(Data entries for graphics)
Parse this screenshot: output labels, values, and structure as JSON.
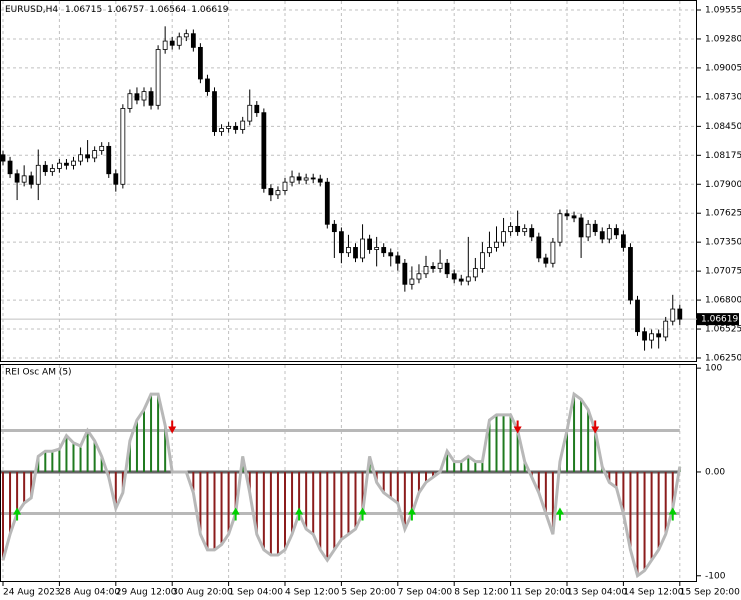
{
  "chart_data": [
    {
      "type": "candlestick",
      "symbol": "EURUSD,H4",
      "categories": [
        "24 Aug 2023",
        null,
        null,
        null,
        null,
        null,
        null,
        null,
        "28 Aug 04:00",
        null,
        null,
        null,
        null,
        null,
        null,
        null,
        "29 Aug 12:00",
        null,
        null,
        null,
        null,
        null,
        null,
        null,
        "30 Aug 20:00",
        null,
        null,
        null,
        null,
        null,
        null,
        null,
        "1 Sep 04:00",
        null,
        null,
        null,
        null,
        null,
        null,
        null,
        "4 Sep 12:00",
        null,
        null,
        null,
        null,
        null,
        null,
        null,
        "5 Sep 20:00",
        null,
        null,
        null,
        null,
        null,
        null,
        null,
        "7 Sep 04:00",
        null,
        null,
        null,
        null,
        null,
        null,
        null,
        "8 Sep 12:00",
        null,
        null,
        null,
        null,
        null,
        null,
        null,
        "11 Sep 20:00",
        null,
        null,
        null,
        null,
        null,
        null,
        null,
        "13 Sep 04:00",
        null,
        null,
        null,
        null,
        null,
        null,
        null,
        "14 Sep 12:00",
        null,
        null,
        null,
        null,
        null,
        null,
        null,
        "15 Sep 20:00"
      ],
      "open": [
        1.0818,
        1.0812,
        1.08,
        1.0792,
        1.0798,
        1.079,
        1.0808,
        1.0802,
        1.0805,
        1.081,
        1.0808,
        1.0812,
        1.0818,
        1.0815,
        1.0822,
        1.0826,
        1.08,
        1.079,
        1.0862,
        1.0876,
        1.087,
        1.0878,
        1.0865,
        1.0918,
        1.0926,
        1.0922,
        1.093,
        1.0933,
        1.092,
        1.089,
        1.0878,
        1.084,
        1.0843,
        1.0845,
        1.0842,
        1.085,
        1.0865,
        1.0858,
        1.0786,
        1.078,
        1.0784,
        1.0792,
        1.0797,
        1.0794,
        1.0796,
        1.0795,
        1.0792,
        1.0752,
        1.0745,
        1.0725,
        1.073,
        1.072,
        1.0738,
        1.0728,
        1.073,
        1.0725,
        1.0722,
        1.0715,
        1.0695,
        1.07,
        1.0705,
        1.0712,
        1.071,
        1.0715,
        1.0705,
        1.07,
        1.0698,
        1.0702,
        1.071,
        1.0725,
        1.073,
        1.0735,
        1.0745,
        1.075,
        1.0745,
        1.0748,
        1.074,
        1.072,
        1.0715,
        1.0735,
        1.0762,
        1.076,
        1.0758,
        1.074,
        1.0752,
        1.0745,
        1.0738,
        1.0748,
        1.0742,
        1.073,
        1.068,
        1.065,
        1.0642,
        1.0648,
        1.0645,
        1.066,
        1.06715
      ],
      "high": [
        1.0822,
        1.0816,
        1.0804,
        1.0808,
        1.0802,
        1.0823,
        1.0812,
        1.0809,
        1.0814,
        1.0814,
        1.0816,
        1.0825,
        1.0832,
        1.0826,
        1.083,
        1.083,
        1.0804,
        1.0866,
        1.088,
        1.0882,
        1.0882,
        1.0882,
        1.0922,
        1.094,
        1.093,
        1.0934,
        1.0937,
        1.0937,
        1.0924,
        1.0894,
        1.0882,
        1.0847,
        1.0849,
        1.0849,
        1.0854,
        1.088,
        1.0869,
        1.0862,
        1.079,
        1.0788,
        1.0796,
        1.0803,
        1.0801,
        1.08,
        1.08,
        1.0799,
        1.0796,
        1.0756,
        1.0749,
        1.0742,
        1.0734,
        1.0752,
        1.0742,
        1.074,
        1.0734,
        1.0729,
        1.0726,
        1.0719,
        1.0712,
        1.0714,
        1.0722,
        1.0716,
        1.0728,
        1.0719,
        1.0709,
        1.0704,
        1.074,
        1.072,
        1.0735,
        1.0745,
        1.075,
        1.0758,
        1.0754,
        1.0765,
        1.0752,
        1.0752,
        1.0744,
        1.0724,
        1.0739,
        1.0766,
        1.0766,
        1.0764,
        1.0762,
        1.0756,
        1.0756,
        1.0749,
        1.0752,
        1.0752,
        1.0746,
        1.0734,
        1.0684,
        1.0654,
        1.0652,
        1.0652,
        1.0664,
        1.0685,
        1.06757
      ],
      "low": [
        1.0808,
        1.0796,
        1.0775,
        1.0788,
        1.0786,
        1.0775,
        1.0798,
        1.0798,
        1.0801,
        1.0804,
        1.0804,
        1.0808,
        1.0811,
        1.0811,
        1.0818,
        1.0796,
        1.0783,
        1.0786,
        1.0858,
        1.0866,
        1.0864,
        1.0861,
        1.0861,
        1.0914,
        1.0918,
        1.0918,
        1.0926,
        1.0916,
        1.0886,
        1.0874,
        1.0836,
        1.0836,
        1.0839,
        1.0838,
        1.0838,
        1.0846,
        1.0854,
        1.0782,
        1.0774,
        1.0776,
        1.078,
        1.0788,
        1.079,
        1.079,
        1.0791,
        1.0788,
        1.0748,
        1.072,
        1.0715,
        1.0721,
        1.0716,
        1.0716,
        1.0724,
        1.0712,
        1.0721,
        1.0712,
        1.0708,
        1.0688,
        1.069,
        1.0696,
        1.0701,
        1.0706,
        1.0706,
        1.0701,
        1.0696,
        1.0694,
        1.0694,
        1.0698,
        1.0706,
        1.0721,
        1.0726,
        1.0731,
        1.0741,
        1.0741,
        1.0741,
        1.0736,
        1.0716,
        1.0711,
        1.0711,
        1.0731,
        1.0756,
        1.0754,
        1.072,
        1.0736,
        1.0741,
        1.0734,
        1.0734,
        1.0738,
        1.0726,
        1.0676,
        1.0646,
        1.0632,
        1.0634,
        1.0634,
        1.0641,
        1.0656,
        1.06564
      ],
      "close": [
        1.0812,
        1.08,
        1.0792,
        1.0798,
        1.079,
        1.0808,
        1.0802,
        1.0805,
        1.081,
        1.0808,
        1.0812,
        1.0818,
        1.0815,
        1.0822,
        1.0826,
        1.08,
        1.079,
        1.0862,
        1.0876,
        1.087,
        1.0878,
        1.0865,
        1.0918,
        1.0926,
        1.0922,
        1.093,
        1.0933,
        1.092,
        1.089,
        1.0878,
        1.084,
        1.0843,
        1.0845,
        1.0842,
        1.085,
        1.0865,
        1.0858,
        1.0786,
        1.078,
        1.0784,
        1.0792,
        1.0797,
        1.0794,
        1.0796,
        1.0795,
        1.0792,
        1.0752,
        1.0745,
        1.0725,
        1.073,
        1.072,
        1.0738,
        1.0728,
        1.073,
        1.0725,
        1.0722,
        1.0715,
        1.0695,
        1.07,
        1.0705,
        1.0712,
        1.071,
        1.0715,
        1.0705,
        1.07,
        1.0698,
        1.0702,
        1.071,
        1.0725,
        1.073,
        1.0735,
        1.0745,
        1.075,
        1.0745,
        1.0748,
        1.074,
        1.072,
        1.0715,
        1.0735,
        1.0762,
        1.076,
        1.0758,
        1.074,
        1.0752,
        1.0745,
        1.0738,
        1.0748,
        1.0742,
        1.073,
        1.068,
        1.065,
        1.0642,
        1.0648,
        1.0645,
        1.066,
        1.06715,
        1.06619
      ],
      "up_color": "#ffffff",
      "down_color": "#000000",
      "edge_color": "#000000",
      "ylim": [
        1.06212,
        1.0965
      ],
      "yticks": [
        1.09555,
        {
          "value": 1.0928,
          "label": "1.09280"
        },
        1.09005,
        {
          "value": 1.0873,
          "label": "1.08730"
        },
        {
          "value": 1.0845,
          "label": "1.08450"
        },
        1.08175,
        {
          "value": 1.079,
          "label": "1.07900"
        },
        1.07625,
        {
          "value": 1.0735,
          "label": "1.07350"
        },
        1.07075,
        {
          "value": 1.068,
          "label": "1.06800"
        },
        1.06525,
        {
          "value": 1.0625,
          "label": "1.06250"
        }
      ],
      "grid": true
    },
    {
      "type": "bar",
      "title": "REI Osc AM (5)",
      "values": [
        -85,
        -60,
        -40,
        -30,
        -25,
        15,
        20,
        20,
        22,
        35,
        28,
        25,
        40,
        30,
        15,
        -5,
        -35,
        -20,
        30,
        50,
        60,
        75,
        75,
        45,
        0,
        0,
        0,
        -20,
        -60,
        -75,
        -75,
        -70,
        -60,
        -40,
        15,
        -20,
        -60,
        -75,
        -80,
        -80,
        -75,
        -60,
        -40,
        -55,
        -60,
        -75,
        -85,
        -75,
        -65,
        -60,
        -55,
        -40,
        15,
        -10,
        -20,
        -25,
        -30,
        -55,
        -40,
        -20,
        -10,
        -5,
        0,
        20,
        10,
        10,
        15,
        10,
        10,
        50,
        55,
        55,
        55,
        40,
        10,
        -5,
        -20,
        -40,
        -60,
        10,
        40,
        75,
        70,
        60,
        40,
        5,
        -10,
        -15,
        -40,
        -75,
        -100,
        -95,
        -85,
        -75,
        -60,
        -35,
        5
      ],
      "positive_color": "#1f7a1f",
      "negative_color": "#8b1c1c",
      "line_color": "#b8b8b8",
      "levels": [
        40,
        -40
      ],
      "ylim": [
        -106,
        104
      ],
      "yticks": [
        100,
        {
          "value": 0,
          "label": "0.00"
        },
        -100
      ]
    }
  ]
}
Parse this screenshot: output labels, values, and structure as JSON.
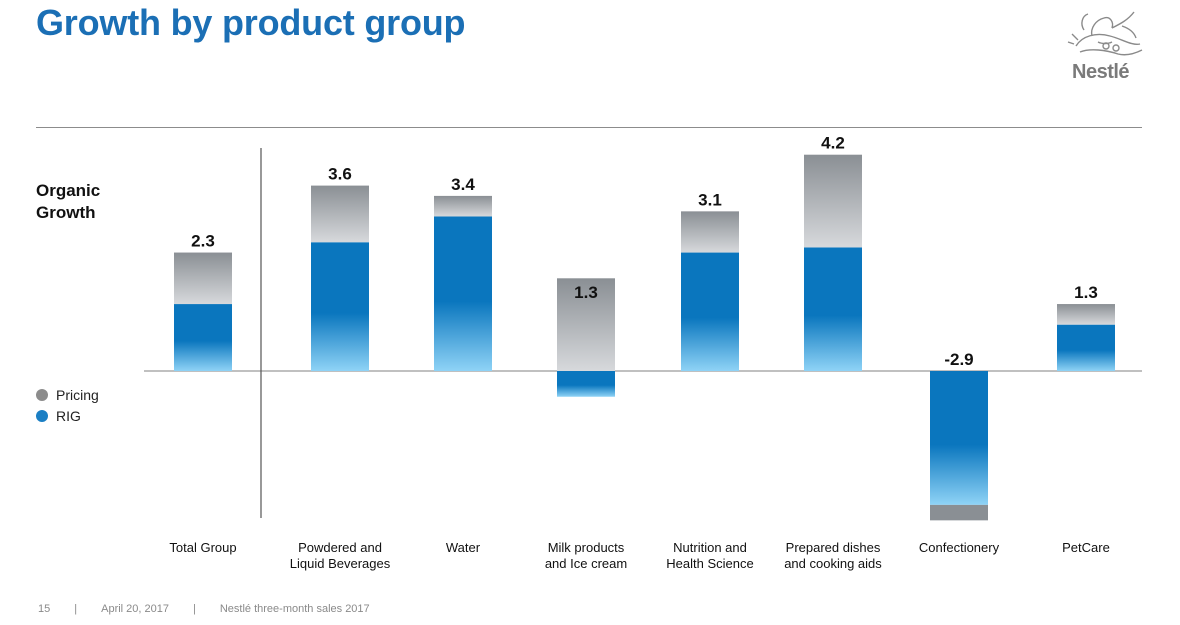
{
  "header": {
    "title": "Growth by product group",
    "logo_text": "Nestlé"
  },
  "chart_labels": {
    "organic_growth": "Organic\nGrowth"
  },
  "legend": [
    {
      "label": "Pricing",
      "color": "#8c8c8c"
    },
    {
      "label": "RIG",
      "color": "#1b7fc4"
    }
  ],
  "footer": {
    "page": "15",
    "date": "April 20, 2017",
    "doc": "Nestlé three-month sales 2017"
  },
  "colors": {
    "brand_blue": "#1b6fb5",
    "rig_top": "#0a76be",
    "rig_bottom": "#8fd3f6",
    "pricing_top": "#8a8f94",
    "pricing_bottom": "#d7d9dc"
  },
  "chart_data": {
    "type": "bar",
    "stacked": true,
    "title": "Growth by product group",
    "ylabel": "Organic Growth",
    "categories": [
      "Total Group",
      "Powdered and\nLiquid Beverages",
      "Water",
      "Milk products\nand Ice cream",
      "Nutrition and\nHealth Science",
      "Prepared dishes\nand cooking aids",
      "Confectionery",
      "PetCare"
    ],
    "totals": [
      2.3,
      3.6,
      3.4,
      1.3,
      3.1,
      4.2,
      -2.9,
      1.3
    ],
    "totals_labels": [
      "2.3",
      "3.6",
      "3.4",
      "1.3",
      "3.1",
      "4.2",
      "-2.9",
      "1.3"
    ],
    "series": [
      {
        "name": "RIG",
        "values": [
          1.3,
          2.5,
          3.0,
          -0.5,
          2.3,
          2.4,
          -2.6,
          0.9
        ]
      },
      {
        "name": "Pricing",
        "values": [
          1.0,
          1.1,
          0.4,
          1.8,
          0.8,
          1.8,
          -0.3,
          0.4
        ]
      }
    ],
    "ylim": [
      -2.9,
      4.2
    ],
    "grid": false,
    "legend": "left"
  }
}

__Direction__. Copy out every line from the records that has the word "nand".

__Exercise response__.
      "Milk products\nand Ice cream",
      "Prepared dishes\nand cooking aids",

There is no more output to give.